* GIVEN PROBLEM *
Check each line of the listing for the string "doświadczenia", then state how many lines have it. Only the number is wanted.

## begin DATA SUPPLIED

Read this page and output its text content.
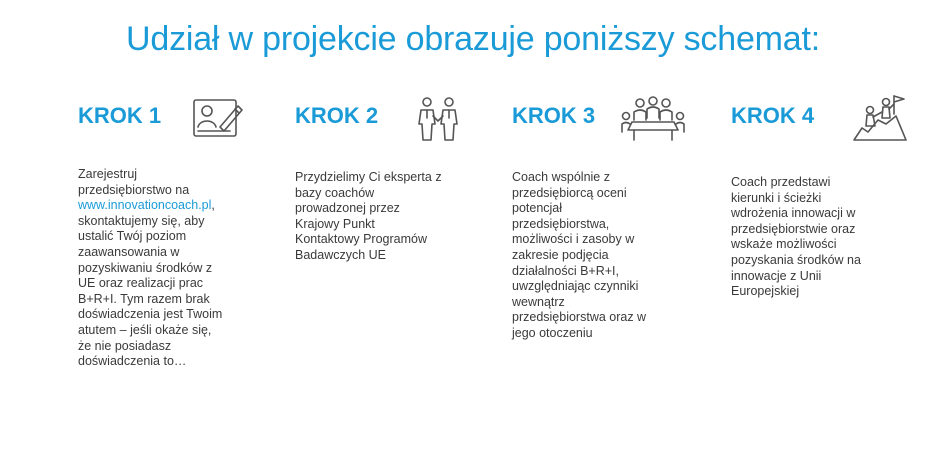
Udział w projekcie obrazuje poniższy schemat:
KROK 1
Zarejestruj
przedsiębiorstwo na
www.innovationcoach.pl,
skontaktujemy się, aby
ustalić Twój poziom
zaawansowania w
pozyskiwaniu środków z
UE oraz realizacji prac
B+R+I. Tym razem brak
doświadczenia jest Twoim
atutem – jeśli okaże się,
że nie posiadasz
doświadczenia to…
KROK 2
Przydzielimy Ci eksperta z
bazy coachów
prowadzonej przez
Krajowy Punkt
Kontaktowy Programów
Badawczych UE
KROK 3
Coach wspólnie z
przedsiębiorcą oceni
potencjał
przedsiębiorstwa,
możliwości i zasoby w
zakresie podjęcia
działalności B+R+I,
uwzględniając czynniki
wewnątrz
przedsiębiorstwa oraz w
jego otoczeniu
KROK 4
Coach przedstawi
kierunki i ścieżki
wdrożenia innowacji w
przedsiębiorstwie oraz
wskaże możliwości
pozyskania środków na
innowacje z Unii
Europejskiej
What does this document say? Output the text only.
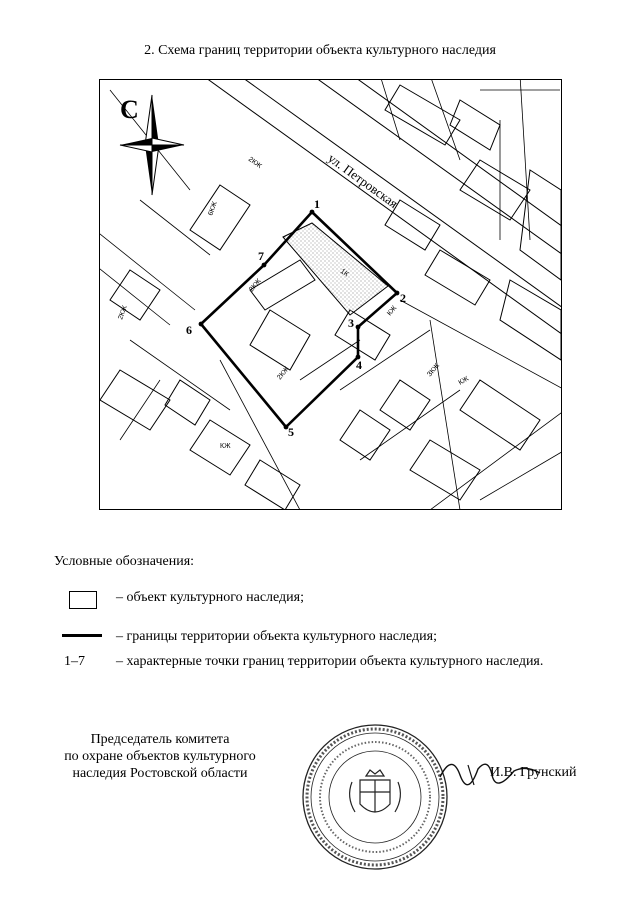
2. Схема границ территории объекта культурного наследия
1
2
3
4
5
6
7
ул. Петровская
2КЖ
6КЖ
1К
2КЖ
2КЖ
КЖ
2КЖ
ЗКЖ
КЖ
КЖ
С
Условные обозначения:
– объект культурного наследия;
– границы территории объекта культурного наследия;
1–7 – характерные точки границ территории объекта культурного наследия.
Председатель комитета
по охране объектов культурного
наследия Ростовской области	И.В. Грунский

## end DATA SUPPLIED

* RESPONSE BELOW *
2